### Work to do
Pull out each line of the data that includes the word "chevron".

— begin Data to process —

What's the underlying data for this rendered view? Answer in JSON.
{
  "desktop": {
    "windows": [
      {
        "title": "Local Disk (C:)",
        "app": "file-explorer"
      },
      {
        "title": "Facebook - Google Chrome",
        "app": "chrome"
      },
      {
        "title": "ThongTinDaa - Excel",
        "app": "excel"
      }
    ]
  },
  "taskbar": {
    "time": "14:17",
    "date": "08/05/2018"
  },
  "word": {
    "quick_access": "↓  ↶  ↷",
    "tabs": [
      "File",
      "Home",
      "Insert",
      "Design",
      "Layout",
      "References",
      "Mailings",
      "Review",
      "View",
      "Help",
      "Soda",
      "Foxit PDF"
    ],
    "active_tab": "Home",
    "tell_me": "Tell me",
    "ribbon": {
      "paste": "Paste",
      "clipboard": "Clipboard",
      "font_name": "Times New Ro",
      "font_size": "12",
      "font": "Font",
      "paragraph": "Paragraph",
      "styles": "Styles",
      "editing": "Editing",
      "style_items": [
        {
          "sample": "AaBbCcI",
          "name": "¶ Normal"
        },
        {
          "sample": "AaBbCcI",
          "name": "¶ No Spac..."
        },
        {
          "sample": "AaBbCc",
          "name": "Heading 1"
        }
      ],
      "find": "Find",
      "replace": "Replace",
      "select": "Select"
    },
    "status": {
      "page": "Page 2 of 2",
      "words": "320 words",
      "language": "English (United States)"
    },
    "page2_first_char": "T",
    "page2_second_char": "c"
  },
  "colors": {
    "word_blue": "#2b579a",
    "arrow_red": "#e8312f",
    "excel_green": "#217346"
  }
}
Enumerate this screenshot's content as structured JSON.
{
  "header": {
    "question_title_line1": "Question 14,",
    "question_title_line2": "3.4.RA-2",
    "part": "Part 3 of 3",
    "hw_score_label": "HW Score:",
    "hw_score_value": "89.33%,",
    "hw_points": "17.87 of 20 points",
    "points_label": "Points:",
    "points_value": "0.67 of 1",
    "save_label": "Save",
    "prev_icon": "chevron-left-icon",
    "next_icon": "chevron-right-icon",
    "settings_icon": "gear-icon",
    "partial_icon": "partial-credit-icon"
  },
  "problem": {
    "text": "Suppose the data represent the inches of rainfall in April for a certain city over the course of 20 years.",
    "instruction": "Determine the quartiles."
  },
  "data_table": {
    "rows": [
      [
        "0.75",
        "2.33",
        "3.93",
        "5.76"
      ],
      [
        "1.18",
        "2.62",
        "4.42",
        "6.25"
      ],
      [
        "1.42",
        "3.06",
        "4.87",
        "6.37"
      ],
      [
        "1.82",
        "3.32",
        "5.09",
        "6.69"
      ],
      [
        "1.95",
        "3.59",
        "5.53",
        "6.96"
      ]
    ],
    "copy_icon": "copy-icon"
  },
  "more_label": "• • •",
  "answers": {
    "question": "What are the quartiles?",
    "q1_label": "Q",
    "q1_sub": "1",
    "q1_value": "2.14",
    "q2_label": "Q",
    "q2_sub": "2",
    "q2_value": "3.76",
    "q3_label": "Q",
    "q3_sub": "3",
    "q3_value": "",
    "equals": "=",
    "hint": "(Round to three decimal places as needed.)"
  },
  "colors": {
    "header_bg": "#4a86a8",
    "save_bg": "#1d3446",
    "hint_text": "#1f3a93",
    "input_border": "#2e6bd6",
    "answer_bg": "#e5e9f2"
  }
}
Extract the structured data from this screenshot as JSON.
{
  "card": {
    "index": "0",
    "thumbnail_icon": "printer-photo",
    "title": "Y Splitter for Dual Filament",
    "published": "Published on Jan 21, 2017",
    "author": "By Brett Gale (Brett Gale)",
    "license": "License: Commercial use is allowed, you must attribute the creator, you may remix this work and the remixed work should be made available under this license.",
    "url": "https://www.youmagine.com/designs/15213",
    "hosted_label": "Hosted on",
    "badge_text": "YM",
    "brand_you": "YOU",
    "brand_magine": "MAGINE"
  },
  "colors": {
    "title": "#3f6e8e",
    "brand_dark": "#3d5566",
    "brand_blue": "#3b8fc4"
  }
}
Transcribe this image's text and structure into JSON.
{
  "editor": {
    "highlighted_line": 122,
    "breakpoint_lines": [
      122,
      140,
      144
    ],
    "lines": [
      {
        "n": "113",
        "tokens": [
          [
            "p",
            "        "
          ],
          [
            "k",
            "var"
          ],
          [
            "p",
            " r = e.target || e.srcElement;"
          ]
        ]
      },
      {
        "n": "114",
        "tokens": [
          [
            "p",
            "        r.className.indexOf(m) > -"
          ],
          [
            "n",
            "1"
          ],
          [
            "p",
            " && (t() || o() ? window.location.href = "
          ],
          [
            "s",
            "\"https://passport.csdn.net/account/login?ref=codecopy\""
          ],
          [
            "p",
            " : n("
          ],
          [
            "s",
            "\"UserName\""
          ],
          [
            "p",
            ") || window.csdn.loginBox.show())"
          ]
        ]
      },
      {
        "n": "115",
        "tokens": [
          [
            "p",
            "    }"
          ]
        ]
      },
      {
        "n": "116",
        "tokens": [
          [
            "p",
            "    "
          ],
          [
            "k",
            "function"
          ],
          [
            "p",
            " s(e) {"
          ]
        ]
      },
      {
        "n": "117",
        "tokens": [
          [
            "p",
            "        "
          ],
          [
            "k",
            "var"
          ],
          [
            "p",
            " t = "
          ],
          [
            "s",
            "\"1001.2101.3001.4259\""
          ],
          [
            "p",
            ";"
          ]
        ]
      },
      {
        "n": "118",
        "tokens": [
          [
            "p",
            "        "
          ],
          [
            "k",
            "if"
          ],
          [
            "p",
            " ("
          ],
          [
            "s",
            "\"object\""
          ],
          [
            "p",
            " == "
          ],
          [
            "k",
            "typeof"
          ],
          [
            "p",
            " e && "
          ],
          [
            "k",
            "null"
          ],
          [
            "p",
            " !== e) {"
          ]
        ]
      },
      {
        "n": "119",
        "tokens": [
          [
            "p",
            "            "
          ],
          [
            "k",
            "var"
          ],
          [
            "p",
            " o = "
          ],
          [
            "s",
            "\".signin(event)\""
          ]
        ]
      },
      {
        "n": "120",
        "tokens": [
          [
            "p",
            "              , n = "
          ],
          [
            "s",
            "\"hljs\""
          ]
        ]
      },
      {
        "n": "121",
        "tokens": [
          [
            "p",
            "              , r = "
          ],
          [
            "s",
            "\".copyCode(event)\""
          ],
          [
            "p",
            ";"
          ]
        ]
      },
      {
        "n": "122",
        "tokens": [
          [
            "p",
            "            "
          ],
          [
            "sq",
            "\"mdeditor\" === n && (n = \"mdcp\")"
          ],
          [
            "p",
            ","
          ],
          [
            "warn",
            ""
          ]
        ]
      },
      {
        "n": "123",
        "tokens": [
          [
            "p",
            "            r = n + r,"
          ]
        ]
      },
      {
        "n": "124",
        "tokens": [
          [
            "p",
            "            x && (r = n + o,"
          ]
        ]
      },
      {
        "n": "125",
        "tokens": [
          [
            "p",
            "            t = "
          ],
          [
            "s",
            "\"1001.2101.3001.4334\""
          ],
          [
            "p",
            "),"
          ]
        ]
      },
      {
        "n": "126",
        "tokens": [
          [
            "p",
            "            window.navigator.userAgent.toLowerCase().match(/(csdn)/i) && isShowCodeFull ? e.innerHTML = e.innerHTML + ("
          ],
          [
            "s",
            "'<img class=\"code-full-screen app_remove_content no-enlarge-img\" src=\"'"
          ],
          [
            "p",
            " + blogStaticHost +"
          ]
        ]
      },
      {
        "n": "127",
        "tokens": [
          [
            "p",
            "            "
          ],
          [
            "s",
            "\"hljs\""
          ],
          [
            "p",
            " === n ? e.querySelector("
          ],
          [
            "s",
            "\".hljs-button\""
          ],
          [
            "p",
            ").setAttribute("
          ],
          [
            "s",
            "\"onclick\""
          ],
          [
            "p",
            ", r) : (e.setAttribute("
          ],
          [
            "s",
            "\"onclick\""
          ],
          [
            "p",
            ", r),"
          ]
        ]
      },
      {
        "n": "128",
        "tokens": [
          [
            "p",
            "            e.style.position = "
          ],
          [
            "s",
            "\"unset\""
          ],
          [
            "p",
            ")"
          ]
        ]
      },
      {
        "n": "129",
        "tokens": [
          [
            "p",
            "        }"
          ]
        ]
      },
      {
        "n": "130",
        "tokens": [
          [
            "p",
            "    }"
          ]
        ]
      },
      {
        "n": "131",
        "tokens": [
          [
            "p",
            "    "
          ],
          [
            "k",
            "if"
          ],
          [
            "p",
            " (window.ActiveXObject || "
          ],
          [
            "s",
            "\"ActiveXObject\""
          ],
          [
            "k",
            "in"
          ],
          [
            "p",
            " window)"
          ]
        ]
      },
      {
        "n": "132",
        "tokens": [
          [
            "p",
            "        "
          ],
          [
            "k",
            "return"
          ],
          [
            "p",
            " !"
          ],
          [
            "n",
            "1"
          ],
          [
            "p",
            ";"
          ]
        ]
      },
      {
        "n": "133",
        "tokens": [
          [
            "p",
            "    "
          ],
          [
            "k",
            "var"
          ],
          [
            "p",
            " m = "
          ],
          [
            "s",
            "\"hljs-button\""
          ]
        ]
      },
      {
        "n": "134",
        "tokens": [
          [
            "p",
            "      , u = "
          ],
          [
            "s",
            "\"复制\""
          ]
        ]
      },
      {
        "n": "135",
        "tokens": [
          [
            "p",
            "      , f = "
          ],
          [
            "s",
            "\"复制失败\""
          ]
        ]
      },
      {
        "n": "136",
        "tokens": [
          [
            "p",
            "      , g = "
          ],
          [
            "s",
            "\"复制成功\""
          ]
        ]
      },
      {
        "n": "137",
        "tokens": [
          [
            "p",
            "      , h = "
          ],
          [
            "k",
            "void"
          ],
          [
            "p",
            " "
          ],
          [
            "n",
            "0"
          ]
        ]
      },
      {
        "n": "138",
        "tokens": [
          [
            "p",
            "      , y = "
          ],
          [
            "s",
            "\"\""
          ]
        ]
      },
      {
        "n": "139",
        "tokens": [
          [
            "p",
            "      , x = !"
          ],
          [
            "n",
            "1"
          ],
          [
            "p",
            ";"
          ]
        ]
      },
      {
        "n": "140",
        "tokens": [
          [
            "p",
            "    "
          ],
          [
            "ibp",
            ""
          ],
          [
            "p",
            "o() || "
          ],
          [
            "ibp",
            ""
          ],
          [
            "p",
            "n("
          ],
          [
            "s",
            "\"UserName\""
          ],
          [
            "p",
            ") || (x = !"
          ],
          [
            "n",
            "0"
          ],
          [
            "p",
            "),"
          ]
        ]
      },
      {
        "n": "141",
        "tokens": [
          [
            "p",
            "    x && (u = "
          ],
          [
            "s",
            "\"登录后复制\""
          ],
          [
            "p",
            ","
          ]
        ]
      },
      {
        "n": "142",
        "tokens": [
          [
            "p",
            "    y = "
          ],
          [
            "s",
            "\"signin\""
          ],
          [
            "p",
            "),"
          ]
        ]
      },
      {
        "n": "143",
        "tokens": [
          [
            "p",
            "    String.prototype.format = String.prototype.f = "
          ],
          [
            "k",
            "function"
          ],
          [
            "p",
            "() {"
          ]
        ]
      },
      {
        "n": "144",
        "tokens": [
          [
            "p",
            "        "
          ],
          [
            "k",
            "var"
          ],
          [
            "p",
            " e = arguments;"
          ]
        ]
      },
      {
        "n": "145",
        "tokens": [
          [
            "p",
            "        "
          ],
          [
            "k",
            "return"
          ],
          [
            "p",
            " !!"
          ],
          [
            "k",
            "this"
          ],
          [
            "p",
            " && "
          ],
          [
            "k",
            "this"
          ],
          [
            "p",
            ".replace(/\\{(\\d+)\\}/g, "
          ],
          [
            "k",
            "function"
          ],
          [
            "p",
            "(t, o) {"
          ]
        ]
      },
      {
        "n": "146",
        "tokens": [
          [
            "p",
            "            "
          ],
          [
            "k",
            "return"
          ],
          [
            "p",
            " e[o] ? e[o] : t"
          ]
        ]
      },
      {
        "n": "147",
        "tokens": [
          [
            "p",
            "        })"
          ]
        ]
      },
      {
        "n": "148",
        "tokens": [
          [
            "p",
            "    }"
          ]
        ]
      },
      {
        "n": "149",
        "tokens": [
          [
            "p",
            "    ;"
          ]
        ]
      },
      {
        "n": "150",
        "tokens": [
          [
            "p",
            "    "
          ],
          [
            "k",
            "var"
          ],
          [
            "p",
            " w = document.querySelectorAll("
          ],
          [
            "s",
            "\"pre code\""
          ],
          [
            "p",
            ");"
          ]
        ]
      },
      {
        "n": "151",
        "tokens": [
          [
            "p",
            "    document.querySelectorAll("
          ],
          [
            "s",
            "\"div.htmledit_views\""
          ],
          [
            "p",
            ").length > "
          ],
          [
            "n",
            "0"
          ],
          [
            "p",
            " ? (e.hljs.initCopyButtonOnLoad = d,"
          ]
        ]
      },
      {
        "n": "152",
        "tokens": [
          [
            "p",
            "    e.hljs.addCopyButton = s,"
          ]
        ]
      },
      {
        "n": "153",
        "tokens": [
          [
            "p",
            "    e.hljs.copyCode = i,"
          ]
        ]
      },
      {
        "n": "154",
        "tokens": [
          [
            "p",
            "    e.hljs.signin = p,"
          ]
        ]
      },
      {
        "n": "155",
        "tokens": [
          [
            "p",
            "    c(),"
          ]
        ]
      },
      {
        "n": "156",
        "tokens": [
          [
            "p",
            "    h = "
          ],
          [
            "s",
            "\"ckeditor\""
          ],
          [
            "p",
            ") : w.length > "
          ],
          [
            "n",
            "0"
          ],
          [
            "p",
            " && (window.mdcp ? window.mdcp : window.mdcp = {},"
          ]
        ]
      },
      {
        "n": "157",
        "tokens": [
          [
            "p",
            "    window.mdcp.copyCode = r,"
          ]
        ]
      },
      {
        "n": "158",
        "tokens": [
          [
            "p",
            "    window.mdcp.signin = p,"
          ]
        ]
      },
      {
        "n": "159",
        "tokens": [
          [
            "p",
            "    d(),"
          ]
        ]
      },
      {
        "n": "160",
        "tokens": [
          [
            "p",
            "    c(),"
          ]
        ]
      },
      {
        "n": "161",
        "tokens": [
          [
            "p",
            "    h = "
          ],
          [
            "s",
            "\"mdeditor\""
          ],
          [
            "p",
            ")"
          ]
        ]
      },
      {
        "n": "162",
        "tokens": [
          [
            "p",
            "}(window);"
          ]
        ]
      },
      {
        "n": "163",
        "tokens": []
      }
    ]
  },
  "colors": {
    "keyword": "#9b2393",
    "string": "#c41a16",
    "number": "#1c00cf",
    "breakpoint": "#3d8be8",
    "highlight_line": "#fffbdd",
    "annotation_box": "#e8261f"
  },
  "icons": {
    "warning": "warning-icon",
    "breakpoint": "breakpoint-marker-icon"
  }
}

— end Data to process —

### Output
    "prev_icon": "chevron-left-icon",
    "next_icon": "chevron-right-icon",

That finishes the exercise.